The data below is to be returned in full and exactly.

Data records
★ ★ ★ ★

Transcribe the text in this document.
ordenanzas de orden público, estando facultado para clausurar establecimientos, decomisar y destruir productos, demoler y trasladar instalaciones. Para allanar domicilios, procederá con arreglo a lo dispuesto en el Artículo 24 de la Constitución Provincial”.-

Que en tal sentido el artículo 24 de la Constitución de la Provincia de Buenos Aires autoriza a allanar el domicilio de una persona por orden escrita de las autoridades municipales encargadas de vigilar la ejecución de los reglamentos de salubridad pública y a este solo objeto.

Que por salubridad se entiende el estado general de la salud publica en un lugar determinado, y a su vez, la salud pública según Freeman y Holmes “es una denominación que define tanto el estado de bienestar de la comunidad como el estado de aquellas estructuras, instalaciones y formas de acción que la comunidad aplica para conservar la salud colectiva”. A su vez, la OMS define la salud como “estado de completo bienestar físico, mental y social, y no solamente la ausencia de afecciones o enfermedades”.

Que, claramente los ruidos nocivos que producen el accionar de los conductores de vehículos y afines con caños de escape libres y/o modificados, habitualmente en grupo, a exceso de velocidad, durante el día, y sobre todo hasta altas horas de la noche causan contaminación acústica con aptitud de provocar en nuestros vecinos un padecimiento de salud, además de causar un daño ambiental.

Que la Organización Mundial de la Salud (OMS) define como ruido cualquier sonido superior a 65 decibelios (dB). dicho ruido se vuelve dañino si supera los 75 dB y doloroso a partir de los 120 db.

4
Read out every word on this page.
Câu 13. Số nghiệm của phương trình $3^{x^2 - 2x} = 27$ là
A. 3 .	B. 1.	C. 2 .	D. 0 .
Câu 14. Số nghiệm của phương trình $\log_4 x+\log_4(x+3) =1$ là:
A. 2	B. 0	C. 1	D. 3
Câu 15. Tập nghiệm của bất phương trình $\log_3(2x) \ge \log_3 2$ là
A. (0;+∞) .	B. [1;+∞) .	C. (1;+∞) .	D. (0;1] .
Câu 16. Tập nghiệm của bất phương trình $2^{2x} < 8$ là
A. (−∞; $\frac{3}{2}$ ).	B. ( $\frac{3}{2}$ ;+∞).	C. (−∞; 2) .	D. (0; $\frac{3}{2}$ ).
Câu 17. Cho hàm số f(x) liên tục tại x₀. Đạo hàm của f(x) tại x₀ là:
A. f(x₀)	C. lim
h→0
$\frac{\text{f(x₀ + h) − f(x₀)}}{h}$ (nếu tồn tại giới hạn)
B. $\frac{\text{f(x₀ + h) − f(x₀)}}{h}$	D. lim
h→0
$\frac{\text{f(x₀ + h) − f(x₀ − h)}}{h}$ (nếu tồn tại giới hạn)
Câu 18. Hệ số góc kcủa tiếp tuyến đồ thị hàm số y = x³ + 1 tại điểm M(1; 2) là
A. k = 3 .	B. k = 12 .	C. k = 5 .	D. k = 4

★ ★ ★ ★

Response
Transcribe the text in this document.
ordenanzas de orden público, estando facultado para clausurar establecimientos, decomisar y destruir productos, demoler y trasladar instalaciones. Para allanar domicilios, procederá con arreglo a lo dispuesto en el Artículo 24 de la Constitución Provincial”.-

Que en tal sentido el artículo 24 de la Constitución de la Provincia de Buenos Aires autoriza a allanar el domicilio de una persona por orden escrita de las autoridades municipales encargadas de vigilar la ejecución de los reglamentos de salubridad pública y a este solo objeto.

Que por salubridad se entiende el estado general de la salud publica en un lugar determinado, y a su vez, la salud pública según Freeman y Holmes “es una denominación que define tanto el estado de bienestar de la comunidad como el estado de aquellas estructuras, instalaciones y formas de acción que la comunidad aplica para conservar la salud colectiva”. A su vez, la OMS define la salud como “estado de completo bienestar físico, mental y social, y no solamente la ausencia de afecciones o enfermedades”.

Que, claramente los ruidos nocivos que producen el accionar de los conductores de vehículos y afines con caños de escape libres y/o modificados, habitualmente en grupo, a exceso de velocidad, durante el día, y sobre todo hasta altas horas de la noche causan contaminación acústica con aptitud de provocar en nuestros vecinos un padecimiento de salud, además de causar un daño ambiental.

Que la Organización Mundial de la Salud (OMS) define como ruido cualquier sonido superior a 65 decibelios (dB). dicho ruido se vuelve dañino si supera los 75 dB y doloroso a partir de los 120 db.

4
Read out every word on this page.
Câu 13. Số nghiệm của phương trình $3^{x^2 - 2x} = 27$ là
A. 3 .	B. 1.	C. 2 .	D. 0 .
Câu 14. Số nghiệm của phương trình $\log_4 x+\log_4(x+3) =1$ là:
A. 2	B. 0	C. 1	D. 3
Câu 15. Tập nghiệm của bất phương trình $\log_3(2x) \ge \log_3 2$ là
A. (0;+∞) .	B. [1;+∞) .	C. (1;+∞) .	D. (0;1] .
Câu 16. Tập nghiệm của bất phương trình $2^{2x} < 8$ là
A. (−∞; $\frac{3}{2}$ ).	B. ( $\frac{3}{2}$ ;+∞).	C. (−∞; 2) .	D. (0; $\frac{3}{2}$ ).
Câu 17. Cho hàm số f(x) liên tục tại x₀. Đạo hàm của f(x) tại x₀ là:
A. f(x₀)	C. lim
h→0
$\frac{\text{f(x₀ + h) − f(x₀)}}{h}$ (nếu tồn tại giới hạn)
B. $\frac{\text{f(x₀ + h) − f(x₀)}}{h}$	D. lim
h→0
$\frac{\text{f(x₀ + h) − f(x₀ − h)}}{h}$ (nếu tồn tại giới hạn)
Câu 18. Hệ số góc kcủa tiếp tuyến đồ thị hàm số y = x³ + 1 tại điểm M(1; 2) là
A. k = 3 .	B. k = 12 .	C. k = 5 .	D. k = 4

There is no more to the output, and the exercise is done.